> _Task to complete_
Can you print the part of the NetNamedPipe passage starting with "Another possible scenario" and going on through "such specialized scenarios.", word for word?

Under what circumstances would it make sense to use this? Ordinarily, I would write asynchronous code without using WCF... Why would Microsoft provide something for WCF that can only run on the same machine?

+2  A: 

You probably won't have a service that exposes only a NetNamedPipe endpoint - that doesn't make a lot of sense. But if you run your WCF service on a server, exposing service endpoints out to the world using the usual bindings, and you need e.g. a management or admin console or something like that, running on that same machine, it can make sense to use the NetNamedPipe binding since it's the fastest around.

Another possible scenario that I learned about is having an error collection service - any error or exception that happens is sent to a service to be logged. Again: that service would probably expose several types of endpoints, but if you have other services running on the same server, using NetNamedPipe binding to connect these two services makes a lot of sense.

I don't think you'll use the NetNamedPipe binding an awful lot in your WCF days - but it can definitely make sense in some cases and be quite useful in such specialized scenarios.

> _Data extracts_
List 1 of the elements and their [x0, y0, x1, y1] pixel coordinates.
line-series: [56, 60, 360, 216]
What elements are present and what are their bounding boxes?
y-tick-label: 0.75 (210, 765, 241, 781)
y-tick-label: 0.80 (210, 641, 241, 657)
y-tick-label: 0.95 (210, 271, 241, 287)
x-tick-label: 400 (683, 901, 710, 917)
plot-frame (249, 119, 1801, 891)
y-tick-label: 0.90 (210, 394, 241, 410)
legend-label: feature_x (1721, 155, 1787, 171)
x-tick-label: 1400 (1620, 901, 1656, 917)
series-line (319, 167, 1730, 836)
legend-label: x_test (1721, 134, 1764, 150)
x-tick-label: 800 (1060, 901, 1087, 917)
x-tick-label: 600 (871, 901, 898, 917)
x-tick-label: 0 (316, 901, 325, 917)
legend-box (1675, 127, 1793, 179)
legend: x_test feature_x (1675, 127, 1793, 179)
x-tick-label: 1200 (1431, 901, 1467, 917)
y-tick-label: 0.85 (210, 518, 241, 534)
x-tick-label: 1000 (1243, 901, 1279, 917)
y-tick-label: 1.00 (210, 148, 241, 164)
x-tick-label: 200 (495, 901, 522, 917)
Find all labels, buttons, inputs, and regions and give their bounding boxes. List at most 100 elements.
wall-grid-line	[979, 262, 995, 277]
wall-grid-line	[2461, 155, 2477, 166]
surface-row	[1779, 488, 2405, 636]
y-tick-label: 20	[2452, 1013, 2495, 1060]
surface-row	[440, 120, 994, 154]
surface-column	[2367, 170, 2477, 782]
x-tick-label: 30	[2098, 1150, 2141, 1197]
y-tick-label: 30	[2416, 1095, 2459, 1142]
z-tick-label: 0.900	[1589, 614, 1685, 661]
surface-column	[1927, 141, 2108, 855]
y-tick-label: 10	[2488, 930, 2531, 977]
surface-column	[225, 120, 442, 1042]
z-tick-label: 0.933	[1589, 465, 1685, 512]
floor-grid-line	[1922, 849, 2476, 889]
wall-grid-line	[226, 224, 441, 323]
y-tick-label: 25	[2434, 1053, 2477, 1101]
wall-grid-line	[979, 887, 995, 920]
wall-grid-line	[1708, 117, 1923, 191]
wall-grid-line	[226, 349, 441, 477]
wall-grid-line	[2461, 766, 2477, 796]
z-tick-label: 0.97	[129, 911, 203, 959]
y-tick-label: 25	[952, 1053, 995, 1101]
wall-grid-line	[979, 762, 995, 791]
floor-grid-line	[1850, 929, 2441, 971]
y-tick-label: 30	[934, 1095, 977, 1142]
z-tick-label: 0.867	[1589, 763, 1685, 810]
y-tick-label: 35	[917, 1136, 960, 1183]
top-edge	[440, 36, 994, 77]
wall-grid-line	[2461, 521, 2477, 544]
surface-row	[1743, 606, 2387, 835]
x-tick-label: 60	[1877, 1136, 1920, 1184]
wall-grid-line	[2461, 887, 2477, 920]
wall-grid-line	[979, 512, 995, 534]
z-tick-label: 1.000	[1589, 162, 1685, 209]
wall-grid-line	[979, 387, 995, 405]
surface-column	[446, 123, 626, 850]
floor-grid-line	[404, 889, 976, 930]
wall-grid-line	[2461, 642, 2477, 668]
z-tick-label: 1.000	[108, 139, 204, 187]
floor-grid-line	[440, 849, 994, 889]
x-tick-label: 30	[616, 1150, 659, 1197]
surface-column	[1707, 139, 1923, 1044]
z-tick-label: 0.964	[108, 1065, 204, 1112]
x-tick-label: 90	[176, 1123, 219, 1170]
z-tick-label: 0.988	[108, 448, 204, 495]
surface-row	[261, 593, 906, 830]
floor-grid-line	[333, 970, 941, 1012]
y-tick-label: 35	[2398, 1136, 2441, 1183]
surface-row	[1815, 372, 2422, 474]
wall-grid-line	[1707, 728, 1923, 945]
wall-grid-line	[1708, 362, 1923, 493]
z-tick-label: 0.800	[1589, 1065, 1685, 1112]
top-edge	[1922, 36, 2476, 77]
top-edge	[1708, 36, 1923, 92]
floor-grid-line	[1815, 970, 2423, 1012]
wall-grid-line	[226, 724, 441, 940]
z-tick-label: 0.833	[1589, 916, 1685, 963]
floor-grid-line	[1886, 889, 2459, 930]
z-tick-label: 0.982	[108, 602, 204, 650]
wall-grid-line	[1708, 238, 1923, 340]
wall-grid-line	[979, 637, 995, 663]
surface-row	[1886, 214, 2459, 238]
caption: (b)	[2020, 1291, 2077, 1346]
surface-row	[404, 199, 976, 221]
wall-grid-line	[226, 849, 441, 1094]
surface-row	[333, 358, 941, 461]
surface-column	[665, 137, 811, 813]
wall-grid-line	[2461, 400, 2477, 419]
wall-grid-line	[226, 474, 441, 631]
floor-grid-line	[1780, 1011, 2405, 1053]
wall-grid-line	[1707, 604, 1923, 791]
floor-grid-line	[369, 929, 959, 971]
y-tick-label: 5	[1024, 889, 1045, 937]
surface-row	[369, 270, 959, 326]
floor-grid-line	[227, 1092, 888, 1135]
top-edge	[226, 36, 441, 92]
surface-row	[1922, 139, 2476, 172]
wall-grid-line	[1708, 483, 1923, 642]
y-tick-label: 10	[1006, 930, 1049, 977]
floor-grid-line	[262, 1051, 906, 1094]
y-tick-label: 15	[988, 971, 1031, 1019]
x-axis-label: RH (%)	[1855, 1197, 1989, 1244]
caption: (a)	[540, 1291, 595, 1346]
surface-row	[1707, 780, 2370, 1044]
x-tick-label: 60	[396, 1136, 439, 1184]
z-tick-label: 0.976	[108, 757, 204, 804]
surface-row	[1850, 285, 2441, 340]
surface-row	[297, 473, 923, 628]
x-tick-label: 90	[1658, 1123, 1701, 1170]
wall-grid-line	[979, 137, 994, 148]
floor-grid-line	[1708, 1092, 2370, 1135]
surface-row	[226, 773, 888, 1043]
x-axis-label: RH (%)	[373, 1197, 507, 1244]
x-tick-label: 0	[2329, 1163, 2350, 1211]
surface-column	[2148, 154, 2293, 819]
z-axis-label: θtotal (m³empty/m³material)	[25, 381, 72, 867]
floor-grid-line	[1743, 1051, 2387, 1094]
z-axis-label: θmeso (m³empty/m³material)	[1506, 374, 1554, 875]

> _Exercise result_
Another possible scenario that I learned about is having an error collection service - any error or exception that happens is sent to a service to be logged. Again: that service would probably expose several types of endpoints, but if you have other services running on the same server, using NetNamedPipe binding to connect these two services makes a lot of sense.

I don't think you'll use the NetNamedPipe binding an awful lot in your WCF days - but it can definitely make sense in some cases and be quite useful in such specialized scenarios.